* [GIVEN EXERCISE] From the data that follows, copy every line holding the string "JSON".

* [DATA FOR THIS EXERCISE]
============

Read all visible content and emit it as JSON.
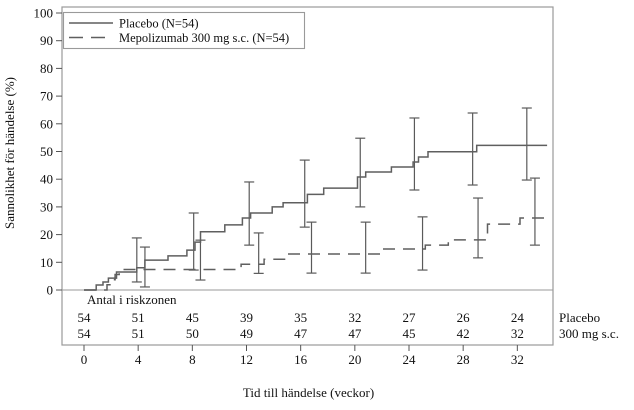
{
  "chart_data": {
    "type": "line",
    "subtype": "kaplan-meier-step",
    "title": "",
    "xlabel": "Tid till händelse (veckor)",
    "ylabel": "Sannolikhet för händelse (%)",
    "xticks": [
      0,
      4,
      8,
      12,
      16,
      20,
      24,
      28,
      32
    ],
    "yticks": [
      0,
      10,
      20,
      30,
      40,
      50,
      60,
      70,
      80,
      90,
      100
    ],
    "ylim": [
      0,
      100
    ],
    "xlim_weeks": [
      -1.6,
      34.6
    ],
    "grid": "off",
    "legend_position": "top-left",
    "colors": {
      "curve": "#5f5f5f",
      "error_bar": "#5a5a5a",
      "frame": "#9a9a9a",
      "text": "#111111"
    },
    "series": [
      {
        "name": "Placebo (N=54)",
        "style": "solid",
        "steps": [
          [
            0.9,
            1.8
          ],
          [
            1.4,
            2.9
          ],
          [
            1.8,
            4.3
          ],
          [
            2.4,
            6.5
          ],
          [
            3.9,
            8.0
          ],
          [
            4.5,
            10.8
          ],
          [
            6.2,
            12.3
          ],
          [
            7.6,
            14.4
          ],
          [
            8.2,
            17.3
          ],
          [
            8.6,
            21.0
          ],
          [
            10.4,
            23.5
          ],
          [
            11.7,
            26.0
          ],
          [
            12.3,
            27.8
          ],
          [
            13.9,
            30.0
          ],
          [
            14.7,
            31.5
          ],
          [
            16.5,
            34.5
          ],
          [
            17.7,
            36.8
          ],
          [
            20.2,
            40.8
          ],
          [
            20.8,
            42.6
          ],
          [
            22.7,
            44.4
          ],
          [
            24.3,
            46.2
          ],
          [
            24.7,
            48.0
          ],
          [
            25.4,
            49.9
          ],
          [
            29.0,
            52.2
          ]
        ],
        "end_week": 34.2,
        "final_value": 52.2,
        "error_bars": [
          {
            "week": 3.9,
            "lo": 2.9,
            "hi": 18.8
          },
          {
            "week": 8.1,
            "lo": 7.2,
            "hi": 27.8
          },
          {
            "week": 12.2,
            "lo": 16.2,
            "hi": 39.0
          },
          {
            "week": 16.3,
            "lo": 22.7,
            "hi": 46.9
          },
          {
            "week": 20.4,
            "lo": 30.0,
            "hi": 54.8
          },
          {
            "week": 24.4,
            "lo": 36.1,
            "hi": 62.1
          },
          {
            "week": 28.7,
            "lo": 37.9,
            "hi": 63.9
          },
          {
            "week": 32.7,
            "lo": 39.7,
            "hi": 65.7
          }
        ]
      },
      {
        "name": "Mepolizumab 300 mg s.c. (N=54)",
        "style": "dashed",
        "steps": [
          [
            1.7,
            1.9
          ],
          [
            2.0,
            3.7
          ],
          [
            2.3,
            5.6
          ],
          [
            2.6,
            7.4
          ],
          [
            11.6,
            9.3
          ],
          [
            13.3,
            11.1
          ],
          [
            14.9,
            13.0
          ],
          [
            21.9,
            14.8
          ],
          [
            25.2,
            16.2
          ],
          [
            26.9,
            18.1
          ],
          [
            29.8,
            23.8
          ],
          [
            32.2,
            26.0
          ]
        ],
        "end_week": 34.2,
        "final_value": 26.0,
        "error_bars": [
          {
            "week": 4.5,
            "lo": 1.1,
            "hi": 15.5
          },
          {
            "week": 8.6,
            "lo": 3.6,
            "hi": 18.0
          },
          {
            "week": 12.9,
            "lo": 6.0,
            "hi": 20.6
          },
          {
            "week": 16.8,
            "lo": 6.1,
            "hi": 24.5
          },
          {
            "week": 20.8,
            "lo": 6.1,
            "hi": 24.5
          },
          {
            "week": 25.0,
            "lo": 7.2,
            "hi": 26.4
          },
          {
            "week": 29.1,
            "lo": 11.6,
            "hi": 33.2
          },
          {
            "week": 33.3,
            "lo": 16.2,
            "hi": 40.4
          }
        ]
      }
    ],
    "risk_table": {
      "title": "Antal i riskzonen",
      "weeks": [
        0,
        4,
        8,
        12,
        16,
        20,
        24,
        28,
        32
      ],
      "rows": [
        {
          "label": "Placebo",
          "counts": [
            54,
            51,
            45,
            39,
            35,
            32,
            27,
            26,
            24
          ]
        },
        {
          "label": "300 mg s.c.",
          "counts": [
            54,
            51,
            50,
            49,
            47,
            47,
            45,
            42,
            32
          ]
        }
      ]
    }
  }
}
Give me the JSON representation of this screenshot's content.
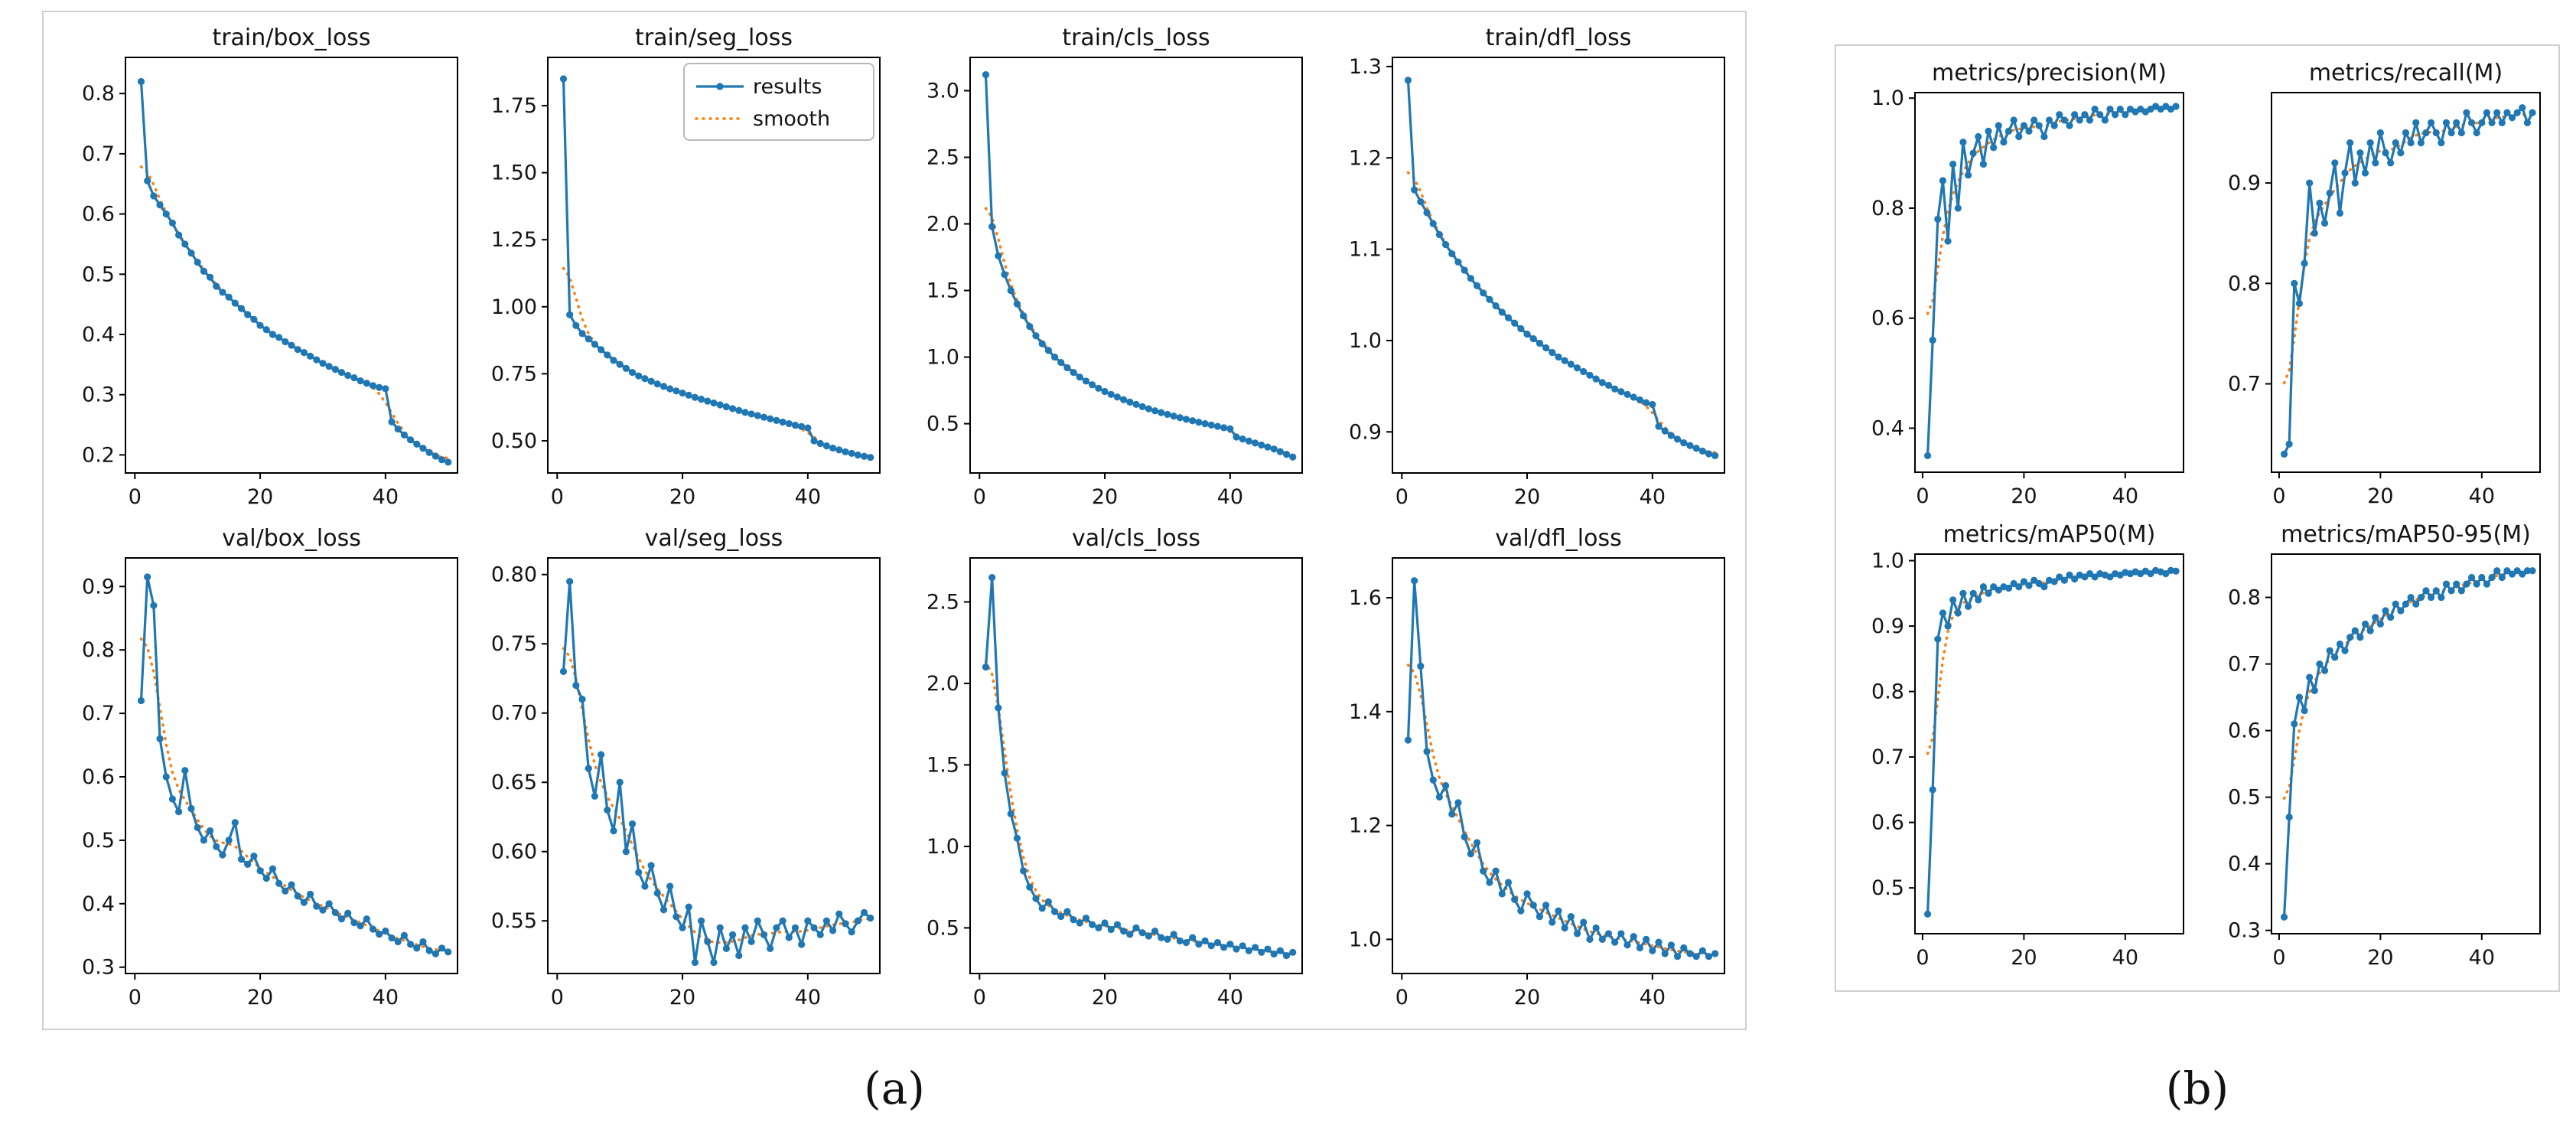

============

* [SOLUTION TO THIS PROBLEM]
Read all visible content and emit it as JSON.
Give me the JSON representation of this screenshot's content.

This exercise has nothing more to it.